Records from a collection of figures:
■ ■ ■ ■

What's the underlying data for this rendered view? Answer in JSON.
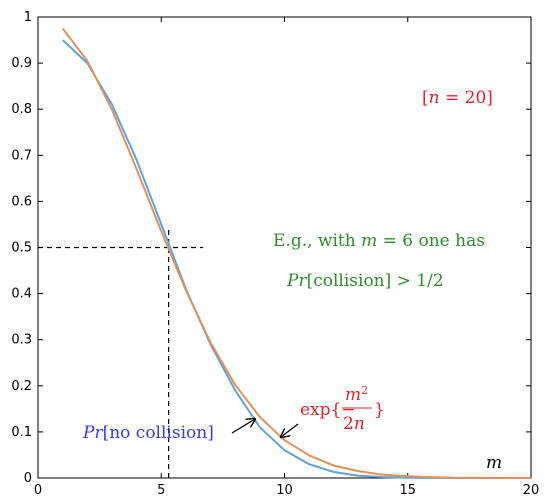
{
  "chart_data": {
    "type": "line",
    "title": "",
    "xlabel": "m",
    "ylabel": "",
    "xlim": [
      0,
      20
    ],
    "ylim": [
      0,
      1
    ],
    "x_ticks": [
      "0",
      "5",
      "10",
      "15",
      "20"
    ],
    "y_ticks": [
      "0",
      "0.1",
      "0.2",
      "0.3",
      "0.4",
      "0.5",
      "0.6",
      "0.7",
      "0.8",
      "0.9",
      "1"
    ],
    "grid": false,
    "series": [
      {
        "name": "Pr[no collision]",
        "color": "#5fa3d9",
        "x": [
          1,
          2,
          3,
          4,
          5,
          6,
          7,
          8,
          9,
          10,
          11,
          12,
          13,
          14,
          15,
          16,
          17,
          18,
          19,
          20
        ],
        "y": [
          0.95,
          0.9,
          0.81,
          0.69,
          0.55,
          0.41,
          0.29,
          0.19,
          0.11,
          0.06,
          0.03,
          0.013,
          0.005,
          0.002,
          0.0006,
          0.0002,
          0.0,
          0.0,
          0.0,
          0.0
        ]
      },
      {
        "name": "exp{−m²/2n}",
        "color": "#e0915c",
        "x": [
          1,
          2,
          3,
          4,
          5,
          6,
          7,
          8,
          9,
          10,
          11,
          12,
          13,
          14,
          15,
          16,
          17,
          18,
          19,
          20
        ],
        "y": [
          0.975,
          0.905,
          0.799,
          0.67,
          0.535,
          0.407,
          0.294,
          0.202,
          0.132,
          0.082,
          0.049,
          0.027,
          0.015,
          0.007,
          0.0036,
          0.0017,
          0.0007,
          0.0003,
          0.0001,
          0.0
        ]
      }
    ],
    "reference_lines": {
      "y": 0.5,
      "x": 5.3,
      "style": "dashed"
    },
    "annotations": {
      "n_label": "[n = 20]",
      "example_line1": "E.g., with m = 6 one has",
      "example_line2": "Pr[collision] > 1/2",
      "label_no_collision": "Pr[no collision]",
      "label_exp": "exp{−m²/2n}"
    }
  },
  "colors": {
    "annotation_red": "#e8202a",
    "annotation_green": "#2e8b2e",
    "annotation_blue": "#3a3ae8"
  }
}
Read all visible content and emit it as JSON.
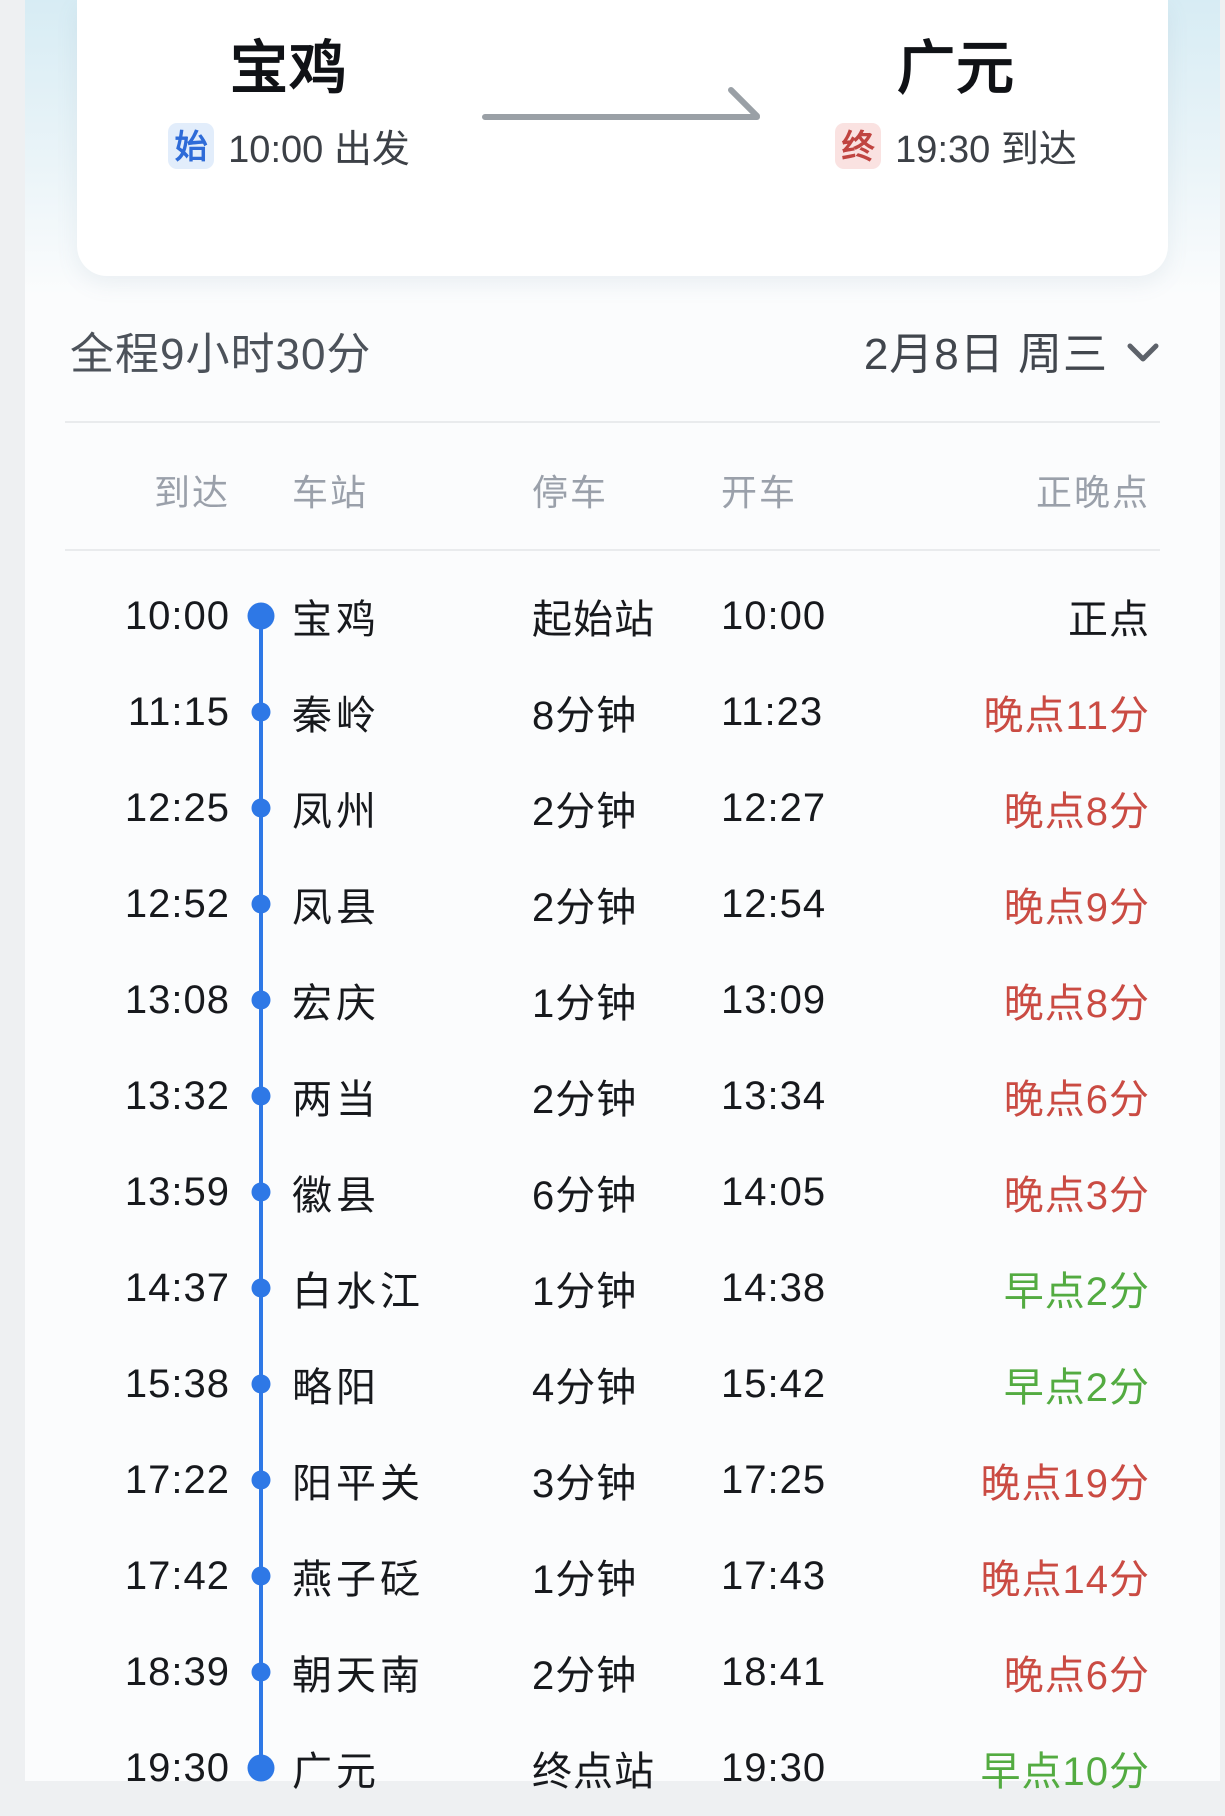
{
  "header": {
    "origin": {
      "name": "宝鸡",
      "badge": "始",
      "time_label": "10:00 出发"
    },
    "destination": {
      "name": "广元",
      "badge": "终",
      "time_label": "19:30 到达"
    }
  },
  "summary": {
    "duration": "全程9小时30分",
    "date": "2月8日 周三"
  },
  "table": {
    "columns": [
      "到达",
      "车站",
      "停车",
      "开车",
      "正晚点"
    ],
    "rows": [
      {
        "arrive": "10:00",
        "station": "宝鸡",
        "stop": "起始站",
        "depart": "10:00",
        "status": "正点",
        "status_type": "ontime",
        "dot": "large"
      },
      {
        "arrive": "11:15",
        "station": "秦岭",
        "stop": "8分钟",
        "depart": "11:23",
        "status": "晚点11分",
        "status_type": "late",
        "dot": "small"
      },
      {
        "arrive": "12:25",
        "station": "凤州",
        "stop": "2分钟",
        "depart": "12:27",
        "status": "晚点8分",
        "status_type": "late",
        "dot": "small"
      },
      {
        "arrive": "12:52",
        "station": "凤县",
        "stop": "2分钟",
        "depart": "12:54",
        "status": "晚点9分",
        "status_type": "late",
        "dot": "small"
      },
      {
        "arrive": "13:08",
        "station": "宏庆",
        "stop": "1分钟",
        "depart": "13:09",
        "status": "晚点8分",
        "status_type": "late",
        "dot": "small"
      },
      {
        "arrive": "13:32",
        "station": "两当",
        "stop": "2分钟",
        "depart": "13:34",
        "status": "晚点6分",
        "status_type": "late",
        "dot": "small"
      },
      {
        "arrive": "13:59",
        "station": "徽县",
        "stop": "6分钟",
        "depart": "14:05",
        "status": "晚点3分",
        "status_type": "late",
        "dot": "small"
      },
      {
        "arrive": "14:37",
        "station": "白水江",
        "stop": "1分钟",
        "depart": "14:38",
        "status": "早点2分",
        "status_type": "early",
        "dot": "small"
      },
      {
        "arrive": "15:38",
        "station": "略阳",
        "stop": "4分钟",
        "depart": "15:42",
        "status": "早点2分",
        "status_type": "early",
        "dot": "small"
      },
      {
        "arrive": "17:22",
        "station": "阳平关",
        "stop": "3分钟",
        "depart": "17:25",
        "status": "晚点19分",
        "status_type": "late",
        "dot": "small"
      },
      {
        "arrive": "17:42",
        "station": "燕子砭",
        "stop": "1分钟",
        "depart": "17:43",
        "status": "晚点14分",
        "status_type": "late",
        "dot": "small"
      },
      {
        "arrive": "18:39",
        "station": "朝天南",
        "stop": "2分钟",
        "depart": "18:41",
        "status": "晚点6分",
        "status_type": "late",
        "dot": "small"
      },
      {
        "arrive": "19:30",
        "station": "广元",
        "stop": "终点站",
        "depart": "19:30",
        "status": "早点10分",
        "status_type": "early",
        "dot": "large"
      }
    ]
  },
  "colors": {
    "timeline_blue": "#2e78e6",
    "late_red": "#ca4b43",
    "early_green": "#53ab41",
    "start_badge_bg": "#e2edfb",
    "start_badge_text": "#2e6bd8",
    "end_badge_bg": "#fae2e1",
    "end_badge_text": "#c04440",
    "arrow_gray": "#9aa0a6"
  }
}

■ ■ ■ ■

The records above must be printed exactly; the pictures stay out.

# Exercise answer:
What's the underlying data for this rendered view? Answer in JSON.
{
  "chart_data": {
    "type": "line",
    "title": "",
    "xlabel": "m",
    "ylabel": "",
    "xlim": [
      0,
      20
    ],
    "ylim": [
      0,
      1
    ],
    "x_ticks": [
      "0",
      "5",
      "10",
      "15",
      "20"
    ],
    "y_ticks": [
      "0",
      "0.1",
      "0.2",
      "0.3",
      "0.4",
      "0.5",
      "0.6",
      "0.7",
      "0.8",
      "0.9",
      "1"
    ],
    "grid": false,
    "series": [
      {
        "name": "Pr[no collision]",
        "color": "#5fa3d9",
        "x": [
          1,
          2,
          3,
          4,
          5,
          6,
          7,
          8,
          9,
          10,
          11,
          12,
          13,
          14,
          15,
          16,
          17,
          18,
          19,
          20
        ],
        "y": [
          0.95,
          0.9,
          0.81,
          0.69,
          0.55,
          0.41,
          0.29,
          0.19,
          0.11,
          0.06,
          0.03,
          0.013,
          0.005,
          0.002,
          0.0006,
          0.0002,
          0.0,
          0.0,
          0.0,
          0.0
        ]
      },
      {
        "name": "exp{−m²/2n}",
        "color": "#e0915c",
        "x": [
          1,
          2,
          3,
          4,
          5,
          6,
          7,
          8,
          9,
          10,
          11,
          12,
          13,
          14,
          15,
          16,
          17,
          18,
          19,
          20
        ],
        "y": [
          0.975,
          0.905,
          0.799,
          0.67,
          0.535,
          0.407,
          0.294,
          0.202,
          0.132,
          0.082,
          0.049,
          0.027,
          0.015,
          0.007,
          0.0036,
          0.0017,
          0.0007,
          0.0003,
          0.0001,
          0.0
        ]
      }
    ],
    "reference_lines": {
      "y": 0.5,
      "x": 5.3,
      "style": "dashed"
    },
    "annotations": {
      "n_label": "[n = 20]",
      "example_line1": "E.g., with m = 6 one has",
      "example_line2": "Pr[collision] > 1/2",
      "label_no_collision": "Pr[no collision]",
      "label_exp": "exp{−m²/2n}"
    }
  },
  "colors": {
    "annotation_red": "#e8202a",
    "annotation_green": "#2e8b2e",
    "annotation_blue": "#3a3ae8"
  }
}
Read all visible content and emit it as JSON.
{
  "header": {
    "origin": {
      "name": "宝鸡",
      "badge": "始",
      "time_label": "10:00 出发"
    },
    "destination": {
      "name": "广元",
      "badge": "终",
      "time_label": "19:30 到达"
    }
  },
  "summary": {
    "duration": "全程9小时30分",
    "date": "2月8日 周三"
  },
  "table": {
    "columns": [
      "到达",
      "车站",
      "停车",
      "开车",
      "正晚点"
    ],
    "rows": [
      {
        "arrive": "10:00",
        "station": "宝鸡",
        "stop": "起始站",
        "depart": "10:00",
        "status": "正点",
        "status_type": "ontime",
        "dot": "large"
      },
      {
        "arrive": "11:15",
        "station": "秦岭",
        "stop": "8分钟",
        "depart": "11:23",
        "status": "晚点11分",
        "status_type": "late",
        "dot": "small"
      },
      {
        "arrive": "12:25",
        "station": "凤州",
        "stop": "2分钟",
        "depart": "12:27",
        "status": "晚点8分",
        "status_type": "late",
        "dot": "small"
      },
      {
        "arrive": "12:52",
        "station": "凤县",
        "stop": "2分钟",
        "depart": "12:54",
        "status": "晚点9分",
        "status_type": "late",
        "dot": "small"
      },
      {
        "arrive": "13:08",
        "station": "宏庆",
        "stop": "1分钟",
        "depart": "13:09",
        "status": "晚点8分",
        "status_type": "late",
        "dot": "small"
      },
      {
        "arrive": "13:32",
        "station": "两当",
        "stop": "2分钟",
        "depart": "13:34",
        "status": "晚点6分",
        "status_type": "late",
        "dot": "small"
      },
      {
        "arrive": "13:59",
        "station": "徽县",
        "stop": "6分钟",
        "depart": "14:05",
        "status": "晚点3分",
        "status_type": "late",
        "dot": "small"
      },
      {
        "arrive": "14:37",
        "station": "白水江",
        "stop": "1分钟",
        "depart": "14:38",
        "status": "早点2分",
        "status_type": "early",
        "dot": "small"
      },
      {
        "arrive": "15:38",
        "station": "略阳",
        "stop": "4分钟",
        "depart": "15:42",
        "status": "早点2分",
        "status_type": "early",
        "dot": "small"
      },
      {
        "arrive": "17:22",
        "station": "阳平关",
        "stop": "3分钟",
        "depart": "17:25",
        "status": "晚点19分",
        "status_type": "late",
        "dot": "small"
      },
      {
        "arrive": "17:42",
        "station": "燕子砭",
        "stop": "1分钟",
        "depart": "17:43",
        "status": "晚点14分",
        "status_type": "late",
        "dot": "small"
      },
      {
        "arrive": "18:39",
        "station": "朝天南",
        "stop": "2分钟",
        "depart": "18:41",
        "status": "晚点6分",
        "status_type": "late",
        "dot": "small"
      },
      {
        "arrive": "19:30",
        "station": "广元",
        "stop": "终点站",
        "depart": "19:30",
        "status": "早点10分",
        "status_type": "early",
        "dot": "large"
      }
    ]
  },
  "colors": {
    "timeline_blue": "#2e78e6",
    "late_red": "#ca4b43",
    "early_green": "#53ab41",
    "start_badge_bg": "#e2edfb",
    "start_badge_text": "#2e6bd8",
    "end_badge_bg": "#fae2e1",
    "end_badge_text": "#c04440",
    "arrow_gray": "#9aa0a6"
  }
}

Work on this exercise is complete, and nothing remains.